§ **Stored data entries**
★ ★ ★ ★

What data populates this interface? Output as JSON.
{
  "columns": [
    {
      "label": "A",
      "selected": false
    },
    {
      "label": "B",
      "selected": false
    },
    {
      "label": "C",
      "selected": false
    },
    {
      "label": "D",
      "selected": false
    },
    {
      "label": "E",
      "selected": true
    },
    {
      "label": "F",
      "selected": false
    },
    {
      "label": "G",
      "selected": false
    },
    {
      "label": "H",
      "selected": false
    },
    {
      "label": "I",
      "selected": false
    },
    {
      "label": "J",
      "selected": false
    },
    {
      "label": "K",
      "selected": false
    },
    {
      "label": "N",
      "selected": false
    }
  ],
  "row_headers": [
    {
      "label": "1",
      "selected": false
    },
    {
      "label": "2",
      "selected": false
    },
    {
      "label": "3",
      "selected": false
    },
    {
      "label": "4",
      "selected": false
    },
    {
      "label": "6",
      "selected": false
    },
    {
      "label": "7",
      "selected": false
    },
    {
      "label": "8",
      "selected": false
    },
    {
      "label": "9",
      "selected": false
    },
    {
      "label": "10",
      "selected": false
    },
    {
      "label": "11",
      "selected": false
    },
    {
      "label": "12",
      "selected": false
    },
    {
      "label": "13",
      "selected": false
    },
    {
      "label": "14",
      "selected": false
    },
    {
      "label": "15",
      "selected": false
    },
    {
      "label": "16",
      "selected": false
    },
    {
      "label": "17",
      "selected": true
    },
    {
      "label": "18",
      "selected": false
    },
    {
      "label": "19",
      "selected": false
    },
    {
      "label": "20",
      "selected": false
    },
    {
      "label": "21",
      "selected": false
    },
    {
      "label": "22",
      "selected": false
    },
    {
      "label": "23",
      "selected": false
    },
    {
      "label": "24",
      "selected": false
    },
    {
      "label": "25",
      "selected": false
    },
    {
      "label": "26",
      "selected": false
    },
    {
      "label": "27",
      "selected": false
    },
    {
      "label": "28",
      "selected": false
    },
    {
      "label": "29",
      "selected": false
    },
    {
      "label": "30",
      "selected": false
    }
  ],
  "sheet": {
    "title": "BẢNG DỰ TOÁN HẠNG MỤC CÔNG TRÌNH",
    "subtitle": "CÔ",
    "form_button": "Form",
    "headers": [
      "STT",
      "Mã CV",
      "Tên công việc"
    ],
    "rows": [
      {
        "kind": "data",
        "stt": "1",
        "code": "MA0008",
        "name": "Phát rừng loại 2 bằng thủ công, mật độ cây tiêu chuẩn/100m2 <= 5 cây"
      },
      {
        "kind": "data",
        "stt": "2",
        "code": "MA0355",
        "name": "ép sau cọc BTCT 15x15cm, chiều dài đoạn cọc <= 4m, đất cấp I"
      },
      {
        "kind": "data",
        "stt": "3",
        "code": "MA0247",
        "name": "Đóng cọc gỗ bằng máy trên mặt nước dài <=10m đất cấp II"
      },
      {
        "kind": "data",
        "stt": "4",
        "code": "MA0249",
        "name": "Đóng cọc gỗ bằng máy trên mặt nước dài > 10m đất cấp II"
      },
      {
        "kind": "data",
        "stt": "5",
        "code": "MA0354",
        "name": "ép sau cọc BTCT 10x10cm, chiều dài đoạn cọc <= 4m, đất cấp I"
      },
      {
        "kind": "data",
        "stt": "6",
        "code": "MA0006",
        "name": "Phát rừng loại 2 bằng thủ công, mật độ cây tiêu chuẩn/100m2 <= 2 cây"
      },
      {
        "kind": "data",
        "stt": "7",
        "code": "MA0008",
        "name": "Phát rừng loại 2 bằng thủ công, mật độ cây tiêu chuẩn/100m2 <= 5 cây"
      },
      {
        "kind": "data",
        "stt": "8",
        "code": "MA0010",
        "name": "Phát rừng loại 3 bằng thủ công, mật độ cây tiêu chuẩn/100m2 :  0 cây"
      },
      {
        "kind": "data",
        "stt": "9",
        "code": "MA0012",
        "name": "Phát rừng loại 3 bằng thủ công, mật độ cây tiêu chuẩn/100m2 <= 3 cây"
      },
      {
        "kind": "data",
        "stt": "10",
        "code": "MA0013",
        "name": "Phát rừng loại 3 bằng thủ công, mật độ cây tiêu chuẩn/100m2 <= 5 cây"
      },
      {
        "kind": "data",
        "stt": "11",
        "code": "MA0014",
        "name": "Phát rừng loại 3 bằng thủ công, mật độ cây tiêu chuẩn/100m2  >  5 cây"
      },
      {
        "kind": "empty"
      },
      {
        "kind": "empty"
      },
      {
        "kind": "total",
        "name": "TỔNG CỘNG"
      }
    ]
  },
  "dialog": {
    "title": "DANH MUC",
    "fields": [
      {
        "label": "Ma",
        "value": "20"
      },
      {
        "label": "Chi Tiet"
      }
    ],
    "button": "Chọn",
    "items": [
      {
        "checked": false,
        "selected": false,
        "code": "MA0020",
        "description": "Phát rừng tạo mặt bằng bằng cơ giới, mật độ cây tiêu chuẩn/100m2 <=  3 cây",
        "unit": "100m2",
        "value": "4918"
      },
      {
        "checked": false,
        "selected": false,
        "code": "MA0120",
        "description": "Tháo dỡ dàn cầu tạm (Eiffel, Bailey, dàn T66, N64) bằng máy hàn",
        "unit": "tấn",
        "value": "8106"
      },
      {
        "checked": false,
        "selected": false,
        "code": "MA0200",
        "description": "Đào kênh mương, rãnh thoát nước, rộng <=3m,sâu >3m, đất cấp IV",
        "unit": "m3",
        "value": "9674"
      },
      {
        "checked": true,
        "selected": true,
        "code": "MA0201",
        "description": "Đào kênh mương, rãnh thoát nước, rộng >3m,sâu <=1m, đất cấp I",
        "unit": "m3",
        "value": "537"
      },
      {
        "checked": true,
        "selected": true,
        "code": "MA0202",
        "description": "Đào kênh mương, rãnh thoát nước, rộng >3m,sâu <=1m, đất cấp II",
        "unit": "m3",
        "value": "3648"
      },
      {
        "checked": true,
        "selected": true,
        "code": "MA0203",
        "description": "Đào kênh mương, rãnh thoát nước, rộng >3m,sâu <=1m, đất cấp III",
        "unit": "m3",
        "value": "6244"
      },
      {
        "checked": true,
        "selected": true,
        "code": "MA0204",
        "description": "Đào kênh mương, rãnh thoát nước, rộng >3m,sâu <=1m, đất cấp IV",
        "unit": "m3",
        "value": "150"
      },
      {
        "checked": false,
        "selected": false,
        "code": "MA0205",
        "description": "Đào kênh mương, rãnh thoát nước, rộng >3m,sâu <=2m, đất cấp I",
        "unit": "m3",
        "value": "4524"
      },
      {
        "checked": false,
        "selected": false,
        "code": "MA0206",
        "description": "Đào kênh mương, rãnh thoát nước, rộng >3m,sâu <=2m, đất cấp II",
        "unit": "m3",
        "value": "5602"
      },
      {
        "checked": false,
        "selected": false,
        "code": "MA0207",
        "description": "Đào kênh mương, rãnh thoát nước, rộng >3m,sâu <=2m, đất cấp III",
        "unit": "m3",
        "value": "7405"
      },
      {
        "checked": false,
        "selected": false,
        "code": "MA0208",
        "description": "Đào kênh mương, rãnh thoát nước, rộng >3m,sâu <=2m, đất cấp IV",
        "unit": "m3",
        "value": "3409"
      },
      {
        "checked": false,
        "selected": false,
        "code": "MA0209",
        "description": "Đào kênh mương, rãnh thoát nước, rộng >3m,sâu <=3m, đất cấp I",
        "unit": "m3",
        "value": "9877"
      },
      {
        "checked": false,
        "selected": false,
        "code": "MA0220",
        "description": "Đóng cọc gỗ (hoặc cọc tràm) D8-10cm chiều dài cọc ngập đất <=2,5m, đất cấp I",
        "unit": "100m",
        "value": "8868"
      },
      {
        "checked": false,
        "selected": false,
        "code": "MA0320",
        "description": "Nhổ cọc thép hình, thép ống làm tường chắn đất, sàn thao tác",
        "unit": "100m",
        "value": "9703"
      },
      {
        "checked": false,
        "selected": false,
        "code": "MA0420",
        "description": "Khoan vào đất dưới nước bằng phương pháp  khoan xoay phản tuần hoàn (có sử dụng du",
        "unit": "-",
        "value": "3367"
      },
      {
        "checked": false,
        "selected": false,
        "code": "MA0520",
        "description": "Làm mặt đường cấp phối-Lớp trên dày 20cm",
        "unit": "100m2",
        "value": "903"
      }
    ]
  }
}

★ ★ ★ ★

§ **Your task**
Work out how many lines of the listing above include "chuẩn". Answer with the number and nothing more.

§ **Output of the exercise**
8